- **WHAT IS ASKED**:
Transcribe all of the data exactly. Omit the pictures.

***** ROWS

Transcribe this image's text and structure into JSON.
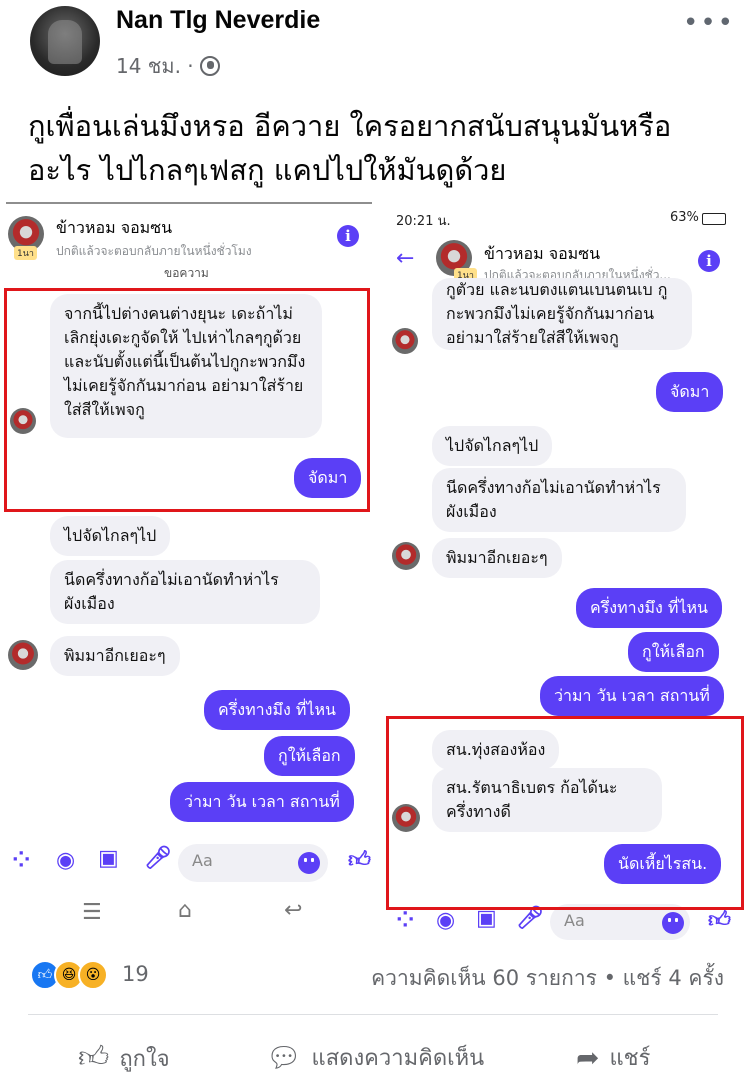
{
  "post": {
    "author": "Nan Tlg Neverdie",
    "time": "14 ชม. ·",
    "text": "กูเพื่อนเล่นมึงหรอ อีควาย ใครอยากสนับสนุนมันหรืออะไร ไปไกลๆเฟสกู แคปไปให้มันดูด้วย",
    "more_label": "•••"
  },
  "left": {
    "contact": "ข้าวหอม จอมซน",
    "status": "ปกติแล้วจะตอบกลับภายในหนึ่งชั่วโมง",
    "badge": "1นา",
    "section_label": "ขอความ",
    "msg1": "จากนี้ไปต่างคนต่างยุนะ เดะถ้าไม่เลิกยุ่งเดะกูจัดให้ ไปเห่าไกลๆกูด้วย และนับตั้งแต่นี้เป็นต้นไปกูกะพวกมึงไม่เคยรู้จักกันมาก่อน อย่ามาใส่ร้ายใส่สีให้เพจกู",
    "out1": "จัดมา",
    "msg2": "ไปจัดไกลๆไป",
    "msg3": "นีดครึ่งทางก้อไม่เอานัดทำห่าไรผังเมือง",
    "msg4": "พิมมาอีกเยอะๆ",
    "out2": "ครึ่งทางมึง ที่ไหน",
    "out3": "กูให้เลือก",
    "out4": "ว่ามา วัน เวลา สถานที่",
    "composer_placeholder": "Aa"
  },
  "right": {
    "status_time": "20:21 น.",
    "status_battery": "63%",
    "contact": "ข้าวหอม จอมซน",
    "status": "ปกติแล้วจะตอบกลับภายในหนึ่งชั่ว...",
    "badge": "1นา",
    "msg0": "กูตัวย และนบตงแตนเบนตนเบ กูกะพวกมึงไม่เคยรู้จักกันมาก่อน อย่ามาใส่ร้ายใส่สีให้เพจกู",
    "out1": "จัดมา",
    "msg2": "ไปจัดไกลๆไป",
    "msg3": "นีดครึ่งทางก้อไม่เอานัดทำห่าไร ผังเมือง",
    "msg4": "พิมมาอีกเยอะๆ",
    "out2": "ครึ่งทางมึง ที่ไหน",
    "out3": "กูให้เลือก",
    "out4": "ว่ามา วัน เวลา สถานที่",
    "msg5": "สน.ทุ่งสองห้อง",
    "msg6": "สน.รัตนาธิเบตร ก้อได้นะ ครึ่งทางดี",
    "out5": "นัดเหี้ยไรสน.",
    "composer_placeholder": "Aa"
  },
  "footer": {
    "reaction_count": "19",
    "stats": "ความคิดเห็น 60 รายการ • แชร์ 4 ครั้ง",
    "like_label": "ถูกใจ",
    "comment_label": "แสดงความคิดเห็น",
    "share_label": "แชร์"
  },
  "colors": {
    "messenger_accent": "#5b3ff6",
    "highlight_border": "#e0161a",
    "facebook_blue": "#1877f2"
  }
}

**********

- **ANSWER FOR THIS EXERCISE**:
Transcribe this image's text and structure into JSON.
{
  "post": {
    "author": "Nan Tlg Neverdie",
    "time": "14 ชม. ·",
    "text": "กูเพื่อนเล่นมึงหรอ อีควาย ใครอยากสนับสนุนมันหรืออะไร ไปไกลๆเฟสกู แคปไปให้มันดูด้วย",
    "more_label": "•••"
  },
  "left": {
    "contact": "ข้าวหอม จอมซน",
    "status": "ปกติแล้วจะตอบกลับภายในหนึ่งชั่วโมง",
    "badge": "1นา",
    "section_label": "ขอความ",
    "msg1": "จากนี้ไปต่างคนต่างยุนะ เดะถ้าไม่เลิกยุ่งเดะกูจัดให้ ไปเห่าไกลๆกูด้วย และนับตั้งแต่นี้เป็นต้นไปกูกะพวกมึงไม่เคยรู้จักกันมาก่อน อย่ามาใส่ร้ายใส่สีให้เพจกู",
    "out1": "จัดมา",
    "msg2": "ไปจัดไกลๆไป",
    "msg3": "นีดครึ่งทางก้อไม่เอานัดทำห่าไรผังเมือง",
    "msg4": "พิมมาอีกเยอะๆ",
    "out2": "ครึ่งทางมึง ที่ไหน",
    "out3": "กูให้เลือก",
    "out4": "ว่ามา วัน เวลา สถานที่",
    "composer_placeholder": "Aa"
  },
  "right": {
    "status_time": "20:21 น.",
    "status_battery": "63%",
    "contact": "ข้าวหอม จอมซน",
    "status": "ปกติแล้วจะตอบกลับภายในหนึ่งชั่ว...",
    "badge": "1นา",
    "msg0": "กูตัวย และนบตงแตนเบนตนเบ กูกะพวกมึงไม่เคยรู้จักกันมาก่อน อย่ามาใส่ร้ายใส่สีให้เพจกู",
    "out1": "จัดมา",
    "msg2": "ไปจัดไกลๆไป",
    "msg3": "นีดครึ่งทางก้อไม่เอานัดทำห่าไร ผังเมือง",
    "msg4": "พิมมาอีกเยอะๆ",
    "out2": "ครึ่งทางมึง ที่ไหน",
    "out3": "กูให้เลือก",
    "out4": "ว่ามา วัน เวลา สถานที่",
    "msg5": "สน.ทุ่งสองห้อง",
    "msg6": "สน.รัตนาธิเบตร ก้อได้นะ ครึ่งทางดี",
    "out5": "นัดเหี้ยไรสน.",
    "composer_placeholder": "Aa"
  },
  "footer": {
    "reaction_count": "19",
    "stats": "ความคิดเห็น 60 รายการ • แชร์ 4 ครั้ง",
    "like_label": "ถูกใจ",
    "comment_label": "แสดงความคิดเห็น",
    "share_label": "แชร์"
  },
  "colors": {
    "messenger_accent": "#5b3ff6",
    "highlight_border": "#e0161a",
    "facebook_blue": "#1877f2"
  }
}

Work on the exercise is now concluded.